PROBLEM TO SOLVE
All lines below must be repeated exactly, with the pictures omitted.

(Figure data in JSON)
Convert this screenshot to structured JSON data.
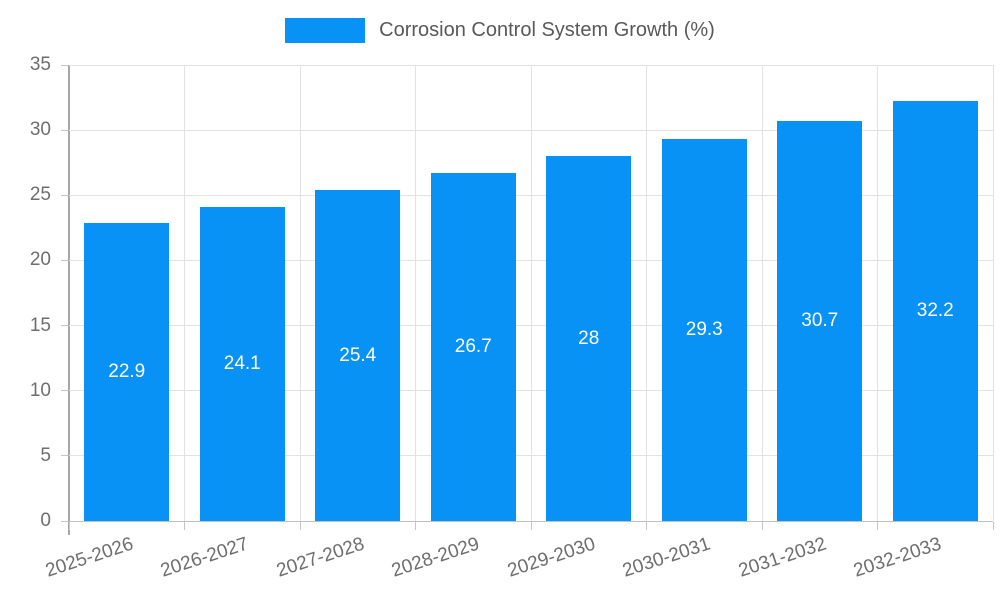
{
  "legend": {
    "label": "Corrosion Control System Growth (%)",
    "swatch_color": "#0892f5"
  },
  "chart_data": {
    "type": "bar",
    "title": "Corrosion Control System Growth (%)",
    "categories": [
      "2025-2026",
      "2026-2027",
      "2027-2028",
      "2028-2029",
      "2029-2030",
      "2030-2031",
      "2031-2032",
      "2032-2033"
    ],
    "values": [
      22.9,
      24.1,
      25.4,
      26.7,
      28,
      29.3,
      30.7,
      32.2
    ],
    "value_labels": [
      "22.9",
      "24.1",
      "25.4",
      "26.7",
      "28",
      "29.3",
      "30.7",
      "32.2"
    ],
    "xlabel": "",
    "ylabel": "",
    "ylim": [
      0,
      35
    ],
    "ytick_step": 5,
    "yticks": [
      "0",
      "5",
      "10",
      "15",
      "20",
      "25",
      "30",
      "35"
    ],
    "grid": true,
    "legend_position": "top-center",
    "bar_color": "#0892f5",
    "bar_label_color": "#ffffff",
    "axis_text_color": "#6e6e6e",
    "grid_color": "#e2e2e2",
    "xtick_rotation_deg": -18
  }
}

SOLVED PROBLEM
Convert this screenshot to structured JSON data.
{
  "legend": {
    "label": "Corrosion Control System Growth (%)",
    "swatch_color": "#0892f5"
  },
  "chart_data": {
    "type": "bar",
    "title": "Corrosion Control System Growth (%)",
    "categories": [
      "2025-2026",
      "2026-2027",
      "2027-2028",
      "2028-2029",
      "2029-2030",
      "2030-2031",
      "2031-2032",
      "2032-2033"
    ],
    "values": [
      22.9,
      24.1,
      25.4,
      26.7,
      28,
      29.3,
      30.7,
      32.2
    ],
    "value_labels": [
      "22.9",
      "24.1",
      "25.4",
      "26.7",
      "28",
      "29.3",
      "30.7",
      "32.2"
    ],
    "xlabel": "",
    "ylabel": "",
    "ylim": [
      0,
      35
    ],
    "ytick_step": 5,
    "yticks": [
      "0",
      "5",
      "10",
      "15",
      "20",
      "25",
      "30",
      "35"
    ],
    "grid": true,
    "legend_position": "top-center",
    "bar_color": "#0892f5",
    "bar_label_color": "#ffffff",
    "axis_text_color": "#6e6e6e",
    "grid_color": "#e2e2e2",
    "xtick_rotation_deg": -18
  }
}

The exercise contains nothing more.